▶ [Objective]:
Find all lines in the listing that include the word "Performance", then copy them.

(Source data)
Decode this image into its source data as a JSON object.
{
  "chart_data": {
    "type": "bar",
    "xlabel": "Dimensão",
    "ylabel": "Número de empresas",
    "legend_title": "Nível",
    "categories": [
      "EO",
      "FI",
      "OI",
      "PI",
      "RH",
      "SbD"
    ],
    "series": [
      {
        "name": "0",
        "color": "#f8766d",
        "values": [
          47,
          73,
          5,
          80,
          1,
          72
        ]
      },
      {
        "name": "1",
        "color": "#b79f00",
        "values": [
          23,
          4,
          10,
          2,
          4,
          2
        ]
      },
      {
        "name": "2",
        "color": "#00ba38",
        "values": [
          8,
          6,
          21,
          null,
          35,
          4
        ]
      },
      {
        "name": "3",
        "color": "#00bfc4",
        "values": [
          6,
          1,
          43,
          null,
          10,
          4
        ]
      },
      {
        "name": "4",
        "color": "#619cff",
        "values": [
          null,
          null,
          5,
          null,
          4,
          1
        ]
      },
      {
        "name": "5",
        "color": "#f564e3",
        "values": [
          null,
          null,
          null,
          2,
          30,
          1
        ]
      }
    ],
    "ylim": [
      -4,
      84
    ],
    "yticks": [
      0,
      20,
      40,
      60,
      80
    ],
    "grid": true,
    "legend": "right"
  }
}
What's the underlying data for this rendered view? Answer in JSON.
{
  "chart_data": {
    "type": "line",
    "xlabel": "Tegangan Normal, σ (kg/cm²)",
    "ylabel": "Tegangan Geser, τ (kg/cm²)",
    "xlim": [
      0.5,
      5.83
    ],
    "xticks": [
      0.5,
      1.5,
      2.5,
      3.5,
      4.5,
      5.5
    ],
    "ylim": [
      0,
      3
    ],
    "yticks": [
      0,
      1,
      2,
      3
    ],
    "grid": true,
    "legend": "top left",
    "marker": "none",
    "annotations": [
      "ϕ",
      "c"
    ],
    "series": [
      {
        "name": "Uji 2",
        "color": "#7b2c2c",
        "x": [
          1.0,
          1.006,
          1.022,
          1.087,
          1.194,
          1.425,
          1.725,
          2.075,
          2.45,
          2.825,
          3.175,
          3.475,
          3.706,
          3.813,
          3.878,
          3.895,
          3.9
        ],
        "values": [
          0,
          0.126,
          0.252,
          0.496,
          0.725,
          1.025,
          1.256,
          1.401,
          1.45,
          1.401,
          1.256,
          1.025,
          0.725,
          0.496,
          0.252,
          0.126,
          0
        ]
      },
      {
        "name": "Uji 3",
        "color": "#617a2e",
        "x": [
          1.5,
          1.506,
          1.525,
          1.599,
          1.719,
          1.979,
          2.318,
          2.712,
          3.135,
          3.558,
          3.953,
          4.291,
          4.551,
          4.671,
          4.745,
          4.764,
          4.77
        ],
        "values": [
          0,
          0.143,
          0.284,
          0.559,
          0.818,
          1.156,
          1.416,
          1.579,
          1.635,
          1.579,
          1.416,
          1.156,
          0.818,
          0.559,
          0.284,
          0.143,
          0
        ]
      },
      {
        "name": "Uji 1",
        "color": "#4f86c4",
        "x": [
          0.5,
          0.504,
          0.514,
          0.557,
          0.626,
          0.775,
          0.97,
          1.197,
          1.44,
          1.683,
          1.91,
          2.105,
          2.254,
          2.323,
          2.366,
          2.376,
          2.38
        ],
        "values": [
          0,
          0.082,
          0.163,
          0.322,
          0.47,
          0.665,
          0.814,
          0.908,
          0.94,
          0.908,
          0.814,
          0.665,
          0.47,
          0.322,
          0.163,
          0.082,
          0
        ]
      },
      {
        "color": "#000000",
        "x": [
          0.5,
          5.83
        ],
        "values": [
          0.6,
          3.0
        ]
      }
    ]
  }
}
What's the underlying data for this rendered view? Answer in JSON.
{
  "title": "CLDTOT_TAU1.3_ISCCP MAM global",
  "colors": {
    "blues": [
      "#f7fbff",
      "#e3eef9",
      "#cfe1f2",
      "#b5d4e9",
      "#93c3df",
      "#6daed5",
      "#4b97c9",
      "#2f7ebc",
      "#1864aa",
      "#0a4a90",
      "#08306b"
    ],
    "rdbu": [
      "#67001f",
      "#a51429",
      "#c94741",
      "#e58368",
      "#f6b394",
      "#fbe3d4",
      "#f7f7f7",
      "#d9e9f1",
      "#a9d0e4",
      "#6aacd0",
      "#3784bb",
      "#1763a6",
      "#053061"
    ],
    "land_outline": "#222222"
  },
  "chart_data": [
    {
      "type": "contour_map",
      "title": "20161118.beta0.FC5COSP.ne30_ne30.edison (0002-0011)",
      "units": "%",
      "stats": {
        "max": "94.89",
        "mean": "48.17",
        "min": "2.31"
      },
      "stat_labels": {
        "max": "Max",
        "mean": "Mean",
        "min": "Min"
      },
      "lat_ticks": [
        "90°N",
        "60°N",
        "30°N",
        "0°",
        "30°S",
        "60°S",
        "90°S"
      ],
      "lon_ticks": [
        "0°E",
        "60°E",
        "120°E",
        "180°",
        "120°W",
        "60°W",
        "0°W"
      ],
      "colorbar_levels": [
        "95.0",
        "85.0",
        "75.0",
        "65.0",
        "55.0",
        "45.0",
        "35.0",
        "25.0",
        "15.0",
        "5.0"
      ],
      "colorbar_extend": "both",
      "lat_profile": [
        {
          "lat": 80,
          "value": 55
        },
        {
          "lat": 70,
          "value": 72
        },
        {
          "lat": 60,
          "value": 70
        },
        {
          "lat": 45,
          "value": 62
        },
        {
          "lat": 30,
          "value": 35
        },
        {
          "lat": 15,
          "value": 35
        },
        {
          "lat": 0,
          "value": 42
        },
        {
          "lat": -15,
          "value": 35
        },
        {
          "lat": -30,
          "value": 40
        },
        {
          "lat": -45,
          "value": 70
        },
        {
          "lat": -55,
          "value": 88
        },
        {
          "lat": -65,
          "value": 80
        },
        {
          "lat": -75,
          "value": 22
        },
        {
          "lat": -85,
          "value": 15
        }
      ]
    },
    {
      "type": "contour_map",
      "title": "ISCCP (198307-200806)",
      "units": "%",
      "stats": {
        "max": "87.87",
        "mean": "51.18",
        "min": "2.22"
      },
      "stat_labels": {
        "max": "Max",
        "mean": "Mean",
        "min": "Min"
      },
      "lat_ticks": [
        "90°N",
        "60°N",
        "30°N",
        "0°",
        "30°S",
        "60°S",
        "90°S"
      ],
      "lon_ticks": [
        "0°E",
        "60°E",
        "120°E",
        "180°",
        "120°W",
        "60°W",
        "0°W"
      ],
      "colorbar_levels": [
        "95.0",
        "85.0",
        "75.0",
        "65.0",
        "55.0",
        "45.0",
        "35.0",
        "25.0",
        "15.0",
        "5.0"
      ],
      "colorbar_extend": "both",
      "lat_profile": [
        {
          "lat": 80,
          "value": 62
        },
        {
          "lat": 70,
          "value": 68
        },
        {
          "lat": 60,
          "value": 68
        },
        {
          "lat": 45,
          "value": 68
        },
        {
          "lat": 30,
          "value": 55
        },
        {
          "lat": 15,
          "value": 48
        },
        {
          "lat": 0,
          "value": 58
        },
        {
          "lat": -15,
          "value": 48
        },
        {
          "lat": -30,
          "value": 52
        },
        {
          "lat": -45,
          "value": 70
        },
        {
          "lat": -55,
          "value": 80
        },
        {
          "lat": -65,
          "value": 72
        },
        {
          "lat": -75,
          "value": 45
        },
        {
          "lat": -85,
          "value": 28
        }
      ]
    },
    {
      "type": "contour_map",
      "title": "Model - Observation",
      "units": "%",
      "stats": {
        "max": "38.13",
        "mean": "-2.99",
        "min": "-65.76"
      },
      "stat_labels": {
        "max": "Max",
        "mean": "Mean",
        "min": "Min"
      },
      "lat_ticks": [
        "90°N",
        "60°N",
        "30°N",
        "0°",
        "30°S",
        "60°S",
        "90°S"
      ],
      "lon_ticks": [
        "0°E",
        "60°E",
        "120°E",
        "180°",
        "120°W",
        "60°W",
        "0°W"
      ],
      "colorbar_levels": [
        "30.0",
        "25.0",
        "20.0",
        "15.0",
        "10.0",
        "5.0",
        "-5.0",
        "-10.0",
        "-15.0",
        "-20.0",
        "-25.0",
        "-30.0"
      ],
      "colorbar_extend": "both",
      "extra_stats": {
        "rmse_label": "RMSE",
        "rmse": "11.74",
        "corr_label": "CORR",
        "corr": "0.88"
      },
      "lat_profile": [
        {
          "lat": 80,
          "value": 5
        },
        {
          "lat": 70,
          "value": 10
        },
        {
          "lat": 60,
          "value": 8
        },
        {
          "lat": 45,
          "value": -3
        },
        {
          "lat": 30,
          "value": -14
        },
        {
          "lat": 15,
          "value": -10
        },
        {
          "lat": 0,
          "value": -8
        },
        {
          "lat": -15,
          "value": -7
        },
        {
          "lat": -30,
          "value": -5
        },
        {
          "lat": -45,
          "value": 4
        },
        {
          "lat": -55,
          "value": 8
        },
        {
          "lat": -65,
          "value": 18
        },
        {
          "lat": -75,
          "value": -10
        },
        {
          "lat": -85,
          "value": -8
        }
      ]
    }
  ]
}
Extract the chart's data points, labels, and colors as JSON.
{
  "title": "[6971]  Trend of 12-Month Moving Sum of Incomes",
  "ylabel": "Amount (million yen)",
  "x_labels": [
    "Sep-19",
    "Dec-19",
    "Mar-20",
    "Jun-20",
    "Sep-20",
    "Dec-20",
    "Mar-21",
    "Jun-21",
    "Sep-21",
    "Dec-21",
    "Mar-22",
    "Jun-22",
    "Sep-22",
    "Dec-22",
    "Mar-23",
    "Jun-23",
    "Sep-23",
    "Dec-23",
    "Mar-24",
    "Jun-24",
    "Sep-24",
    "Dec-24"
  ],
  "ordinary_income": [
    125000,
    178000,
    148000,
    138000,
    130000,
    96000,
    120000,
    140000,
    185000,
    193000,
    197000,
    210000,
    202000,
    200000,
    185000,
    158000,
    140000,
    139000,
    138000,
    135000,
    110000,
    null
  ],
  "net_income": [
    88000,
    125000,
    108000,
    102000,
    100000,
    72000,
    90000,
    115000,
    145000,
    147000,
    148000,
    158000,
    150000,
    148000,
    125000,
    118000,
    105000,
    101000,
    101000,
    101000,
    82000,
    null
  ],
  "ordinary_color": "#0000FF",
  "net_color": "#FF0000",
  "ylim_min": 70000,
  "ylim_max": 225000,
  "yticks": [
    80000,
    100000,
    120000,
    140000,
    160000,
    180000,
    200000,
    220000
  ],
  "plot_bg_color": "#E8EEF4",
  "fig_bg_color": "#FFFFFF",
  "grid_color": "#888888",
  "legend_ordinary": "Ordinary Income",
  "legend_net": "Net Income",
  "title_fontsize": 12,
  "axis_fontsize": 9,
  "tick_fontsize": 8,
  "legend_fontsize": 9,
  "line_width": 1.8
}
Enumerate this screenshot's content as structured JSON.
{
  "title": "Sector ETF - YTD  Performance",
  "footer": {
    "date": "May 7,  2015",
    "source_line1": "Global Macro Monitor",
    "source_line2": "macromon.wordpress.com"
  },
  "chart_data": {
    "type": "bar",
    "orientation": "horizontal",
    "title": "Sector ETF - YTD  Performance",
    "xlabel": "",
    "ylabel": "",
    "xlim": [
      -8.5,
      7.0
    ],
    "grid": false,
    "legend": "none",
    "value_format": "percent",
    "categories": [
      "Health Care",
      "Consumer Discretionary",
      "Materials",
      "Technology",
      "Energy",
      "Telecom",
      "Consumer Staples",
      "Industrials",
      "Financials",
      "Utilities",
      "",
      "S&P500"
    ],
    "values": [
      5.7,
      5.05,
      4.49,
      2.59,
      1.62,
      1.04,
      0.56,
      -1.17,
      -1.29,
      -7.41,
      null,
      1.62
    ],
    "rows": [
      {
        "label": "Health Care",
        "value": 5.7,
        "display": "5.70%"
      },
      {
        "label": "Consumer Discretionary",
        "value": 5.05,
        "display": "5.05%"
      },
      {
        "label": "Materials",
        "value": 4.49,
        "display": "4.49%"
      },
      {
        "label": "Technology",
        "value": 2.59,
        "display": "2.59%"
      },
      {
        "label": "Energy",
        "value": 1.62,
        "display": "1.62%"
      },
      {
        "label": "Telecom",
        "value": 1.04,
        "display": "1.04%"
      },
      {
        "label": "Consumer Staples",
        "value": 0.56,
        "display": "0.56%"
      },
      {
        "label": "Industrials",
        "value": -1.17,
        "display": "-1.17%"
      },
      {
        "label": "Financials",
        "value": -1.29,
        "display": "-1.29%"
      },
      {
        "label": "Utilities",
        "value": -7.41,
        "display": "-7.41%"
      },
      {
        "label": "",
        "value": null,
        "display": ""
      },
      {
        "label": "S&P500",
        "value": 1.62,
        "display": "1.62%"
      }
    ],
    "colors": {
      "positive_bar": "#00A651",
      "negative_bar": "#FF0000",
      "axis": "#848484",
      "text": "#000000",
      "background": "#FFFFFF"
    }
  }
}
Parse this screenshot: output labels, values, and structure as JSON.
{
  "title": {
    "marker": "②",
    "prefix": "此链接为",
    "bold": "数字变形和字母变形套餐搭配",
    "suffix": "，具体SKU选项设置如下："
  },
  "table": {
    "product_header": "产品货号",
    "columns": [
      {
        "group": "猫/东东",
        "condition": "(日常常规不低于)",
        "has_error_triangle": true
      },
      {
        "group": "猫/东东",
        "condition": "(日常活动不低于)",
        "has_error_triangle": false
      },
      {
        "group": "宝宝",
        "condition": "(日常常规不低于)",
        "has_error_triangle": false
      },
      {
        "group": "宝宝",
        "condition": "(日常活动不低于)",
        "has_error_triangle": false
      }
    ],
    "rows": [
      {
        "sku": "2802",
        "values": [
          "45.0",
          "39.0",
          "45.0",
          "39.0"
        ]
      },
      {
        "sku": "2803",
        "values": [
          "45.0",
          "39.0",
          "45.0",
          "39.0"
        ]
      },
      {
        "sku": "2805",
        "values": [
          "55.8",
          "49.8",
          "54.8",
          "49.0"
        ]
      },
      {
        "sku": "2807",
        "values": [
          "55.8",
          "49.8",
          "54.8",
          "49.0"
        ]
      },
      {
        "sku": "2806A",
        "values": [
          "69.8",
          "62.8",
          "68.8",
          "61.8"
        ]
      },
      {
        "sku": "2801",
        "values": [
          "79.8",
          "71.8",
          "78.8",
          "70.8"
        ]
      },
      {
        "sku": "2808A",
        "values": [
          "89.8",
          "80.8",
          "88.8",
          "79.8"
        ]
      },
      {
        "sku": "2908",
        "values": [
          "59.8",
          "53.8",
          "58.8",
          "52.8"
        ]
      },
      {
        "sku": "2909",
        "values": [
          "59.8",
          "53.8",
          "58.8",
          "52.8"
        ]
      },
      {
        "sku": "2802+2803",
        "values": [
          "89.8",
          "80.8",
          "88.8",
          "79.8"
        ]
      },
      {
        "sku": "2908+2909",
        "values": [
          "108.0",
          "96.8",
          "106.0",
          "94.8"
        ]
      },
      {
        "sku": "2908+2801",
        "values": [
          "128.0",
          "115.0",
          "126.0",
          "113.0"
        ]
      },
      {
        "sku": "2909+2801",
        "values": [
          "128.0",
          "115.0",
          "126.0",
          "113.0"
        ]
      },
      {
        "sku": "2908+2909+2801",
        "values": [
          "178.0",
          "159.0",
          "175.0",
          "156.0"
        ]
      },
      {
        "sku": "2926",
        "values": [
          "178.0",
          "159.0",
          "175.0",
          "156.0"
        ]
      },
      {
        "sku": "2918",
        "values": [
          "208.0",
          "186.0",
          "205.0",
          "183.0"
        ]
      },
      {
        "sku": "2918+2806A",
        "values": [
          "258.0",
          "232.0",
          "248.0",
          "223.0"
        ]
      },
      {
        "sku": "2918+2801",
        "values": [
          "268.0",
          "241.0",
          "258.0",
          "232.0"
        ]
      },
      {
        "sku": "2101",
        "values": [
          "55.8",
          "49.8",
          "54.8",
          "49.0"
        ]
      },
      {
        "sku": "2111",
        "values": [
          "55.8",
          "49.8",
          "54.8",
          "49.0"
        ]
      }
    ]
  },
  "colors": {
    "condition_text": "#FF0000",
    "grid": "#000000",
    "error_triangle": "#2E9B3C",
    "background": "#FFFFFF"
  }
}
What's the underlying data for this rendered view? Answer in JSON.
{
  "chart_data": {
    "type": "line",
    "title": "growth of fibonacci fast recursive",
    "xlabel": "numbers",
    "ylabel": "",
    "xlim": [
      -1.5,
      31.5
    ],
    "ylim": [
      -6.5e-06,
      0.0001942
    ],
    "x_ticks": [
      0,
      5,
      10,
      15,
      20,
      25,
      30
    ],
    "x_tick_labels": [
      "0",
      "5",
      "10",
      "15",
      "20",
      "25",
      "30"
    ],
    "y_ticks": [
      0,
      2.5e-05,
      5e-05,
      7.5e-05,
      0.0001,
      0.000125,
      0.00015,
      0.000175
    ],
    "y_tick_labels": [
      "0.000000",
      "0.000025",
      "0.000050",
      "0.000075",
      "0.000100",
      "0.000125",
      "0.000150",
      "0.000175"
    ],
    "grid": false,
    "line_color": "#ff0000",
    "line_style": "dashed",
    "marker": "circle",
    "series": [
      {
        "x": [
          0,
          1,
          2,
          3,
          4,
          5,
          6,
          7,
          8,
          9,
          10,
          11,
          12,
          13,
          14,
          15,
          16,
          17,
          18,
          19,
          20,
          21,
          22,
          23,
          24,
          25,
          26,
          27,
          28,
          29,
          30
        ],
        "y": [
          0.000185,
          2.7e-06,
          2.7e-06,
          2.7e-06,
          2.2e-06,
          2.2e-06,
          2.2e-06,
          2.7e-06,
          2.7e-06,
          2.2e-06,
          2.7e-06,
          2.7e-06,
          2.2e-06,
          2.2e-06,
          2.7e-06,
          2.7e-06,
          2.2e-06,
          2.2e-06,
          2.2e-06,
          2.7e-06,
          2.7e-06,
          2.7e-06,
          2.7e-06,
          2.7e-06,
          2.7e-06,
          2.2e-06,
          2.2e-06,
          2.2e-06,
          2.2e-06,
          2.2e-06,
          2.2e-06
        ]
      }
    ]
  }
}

▶ [Response to the exercise]:
  "title": "Sector ETF - YTD  Performance",
    "title": "Sector ETF - YTD  Performance",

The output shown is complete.